Source data
=-=-=
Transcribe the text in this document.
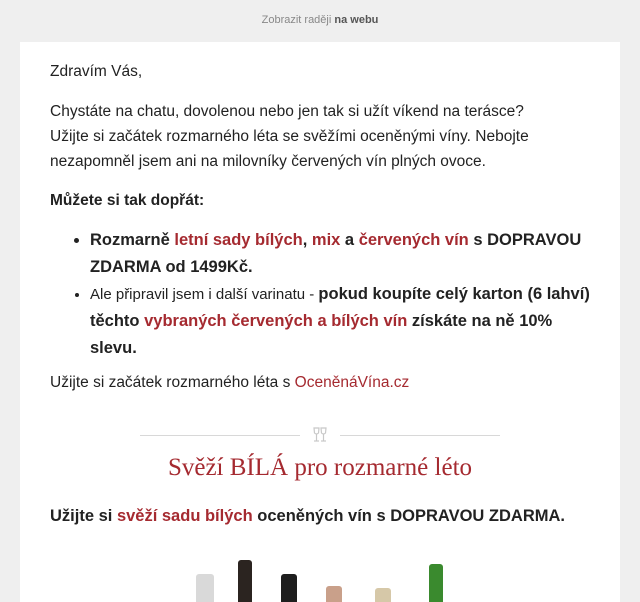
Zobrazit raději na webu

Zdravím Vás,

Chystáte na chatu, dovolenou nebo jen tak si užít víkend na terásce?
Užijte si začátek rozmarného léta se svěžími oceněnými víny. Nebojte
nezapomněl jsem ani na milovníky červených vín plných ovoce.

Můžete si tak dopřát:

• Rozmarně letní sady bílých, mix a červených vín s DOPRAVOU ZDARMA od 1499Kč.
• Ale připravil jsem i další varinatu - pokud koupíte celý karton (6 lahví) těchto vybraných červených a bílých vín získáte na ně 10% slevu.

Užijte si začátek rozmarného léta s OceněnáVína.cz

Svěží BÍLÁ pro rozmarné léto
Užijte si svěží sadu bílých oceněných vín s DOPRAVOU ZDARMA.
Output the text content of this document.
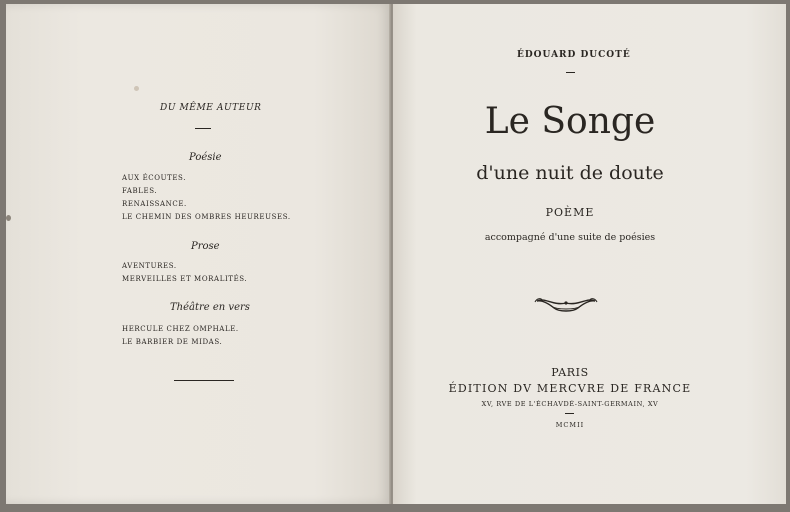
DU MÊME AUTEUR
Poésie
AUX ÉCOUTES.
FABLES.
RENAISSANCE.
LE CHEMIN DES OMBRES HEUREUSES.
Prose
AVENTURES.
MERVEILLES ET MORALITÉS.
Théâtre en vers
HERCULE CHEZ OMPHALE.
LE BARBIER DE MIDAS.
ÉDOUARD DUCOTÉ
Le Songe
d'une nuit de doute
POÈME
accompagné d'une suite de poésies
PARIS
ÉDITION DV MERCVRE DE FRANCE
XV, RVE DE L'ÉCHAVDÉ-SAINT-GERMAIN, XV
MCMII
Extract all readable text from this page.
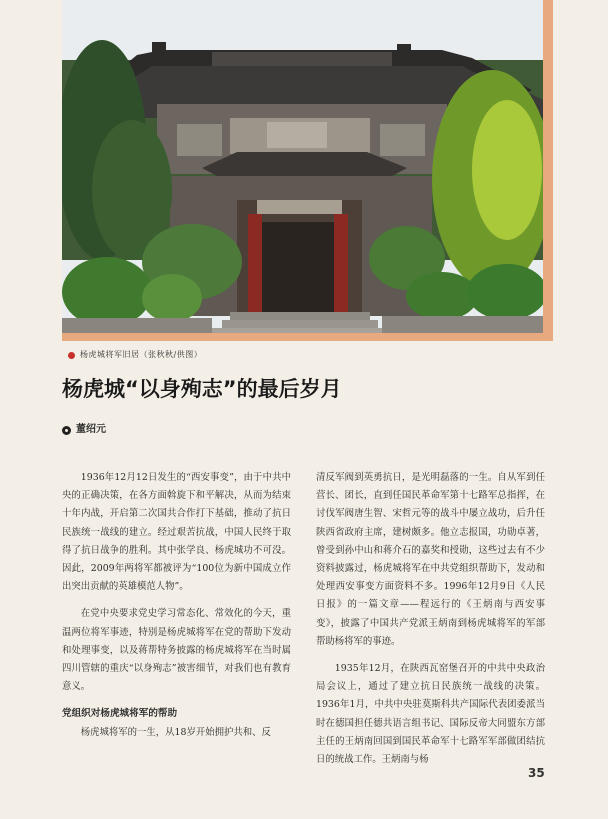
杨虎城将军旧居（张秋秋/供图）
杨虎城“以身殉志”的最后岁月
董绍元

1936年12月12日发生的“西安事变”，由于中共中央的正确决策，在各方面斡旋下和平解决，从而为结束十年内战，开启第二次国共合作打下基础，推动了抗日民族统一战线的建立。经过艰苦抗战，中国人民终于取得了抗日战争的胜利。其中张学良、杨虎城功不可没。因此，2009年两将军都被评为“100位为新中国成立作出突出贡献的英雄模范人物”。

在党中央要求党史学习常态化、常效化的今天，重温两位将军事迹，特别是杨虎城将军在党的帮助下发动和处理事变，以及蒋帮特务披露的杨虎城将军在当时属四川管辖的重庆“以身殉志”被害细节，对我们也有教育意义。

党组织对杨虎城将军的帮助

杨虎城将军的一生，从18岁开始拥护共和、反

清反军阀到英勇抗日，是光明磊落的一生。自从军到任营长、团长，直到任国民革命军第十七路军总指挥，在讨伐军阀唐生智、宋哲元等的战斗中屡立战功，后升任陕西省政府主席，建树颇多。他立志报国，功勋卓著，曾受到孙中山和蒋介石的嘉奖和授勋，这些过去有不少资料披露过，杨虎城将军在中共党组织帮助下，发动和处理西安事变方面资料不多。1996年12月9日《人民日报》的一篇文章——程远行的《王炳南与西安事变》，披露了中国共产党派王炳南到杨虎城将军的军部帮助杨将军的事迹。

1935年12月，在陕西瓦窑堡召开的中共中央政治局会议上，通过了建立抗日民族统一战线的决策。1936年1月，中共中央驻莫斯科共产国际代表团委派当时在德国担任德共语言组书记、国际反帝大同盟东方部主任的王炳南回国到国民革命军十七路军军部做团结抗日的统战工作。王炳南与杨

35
=-=-=
Output every entry verbatim. Pictures do not belong in the copy.

Transcribe the text in this document.
Zobrazit raději na webu

Zdravím Vás,

Chystáte na chatu, dovolenou nebo jen tak si užít víkend na terásce?
Užijte si začátek rozmarného léta se svěžími oceněnými víny. Nebojte
nezapomněl jsem ani na milovníky červených vín plných ovoce.

Můžete si tak dopřát:

• Rozmarně letní sady bílých, mix a červených vín s DOPRAVOU ZDARMA od 1499Kč.
• Ale připravil jsem i další varinatu - pokud koupíte celý karton (6 lahví) těchto vybraných červených a bílých vín získáte na ně 10% slevu.

Užijte si začátek rozmarného léta s OceněnáVína.cz

Svěží BÍLÁ pro rozmarné léto
Užijte si svěží sadu bílých oceněných vín s DOPRAVOU ZDARMA.
Output the text content of this document.
DU MÊME AUTEUR
Poésie
AUX ÉCOUTES.
FABLES.
RENAISSANCE.
LE CHEMIN DES OMBRES HEUREUSES.
Prose
AVENTURES.
MERVEILLES ET MORALITÉS.
Théâtre en vers
HERCULE CHEZ OMPHALE.
LE BARBIER DE MIDAS.
ÉDOUARD DUCOTÉ
Le Songe
d'une nuit de doute
POÈME
accompagné d'une suite de poésies
PARIS
ÉDITION DV MERCVRE DE FRANCE
XV, RVE DE L'ÉCHAVDÉ-SAINT-GERMAIN, XV
MCMII
Extract all readable text from this page.
杨虎城将军旧居（张秋秋/供图）
杨虎城“以身殉志”的最后岁月
董绍元

1936年12月12日发生的“西安事变”，由于中共中央的正确决策，在各方面斡旋下和平解决，从而为结束十年内战，开启第二次国共合作打下基础，推动了抗日民族统一战线的建立。经过艰苦抗战，中国人民终于取得了抗日战争的胜利。其中张学良、杨虎城功不可没。因此，2009年两将军都被评为“100位为新中国成立作出突出贡献的英雄模范人物”。

在党中央要求党史学习常态化、常效化的今天，重温两位将军事迹，特别是杨虎城将军在党的帮助下发动和处理事变，以及蒋帮特务披露的杨虎城将军在当时属四川管辖的重庆“以身殉志”被害细节，对我们也有教育意义。

党组织对杨虎城将军的帮助

杨虎城将军的一生，从18岁开始拥护共和、反

清反军阀到英勇抗日，是光明磊落的一生。自从军到任营长、团长，直到任国民革命军第十七路军总指挥，在讨伐军阀唐生智、宋哲元等的战斗中屡立战功，后升任陕西省政府主席，建树颇多。他立志报国，功勋卓著，曾受到孙中山和蒋介石的嘉奖和授勋，这些过去有不少资料披露过，杨虎城将军在中共党组织帮助下，发动和处理西安事变方面资料不多。1996年12月9日《人民日报》的一篇文章——程远行的《王炳南与西安事变》，披露了中国共产党派王炳南到杨虎城将军的军部帮助杨将军的事迹。

1935年12月，在陕西瓦窑堡召开的中共中央政治局会议上，通过了建立抗日民族统一战线的决策。1936年1月，中共中央驻莫斯科共产国际代表团委派当时在德国担任德共语言组书记、国际反帝大同盟东方部主任的王炳南回国到国民革命军十七路军军部做团结抗日的统战工作。王炳南与杨

35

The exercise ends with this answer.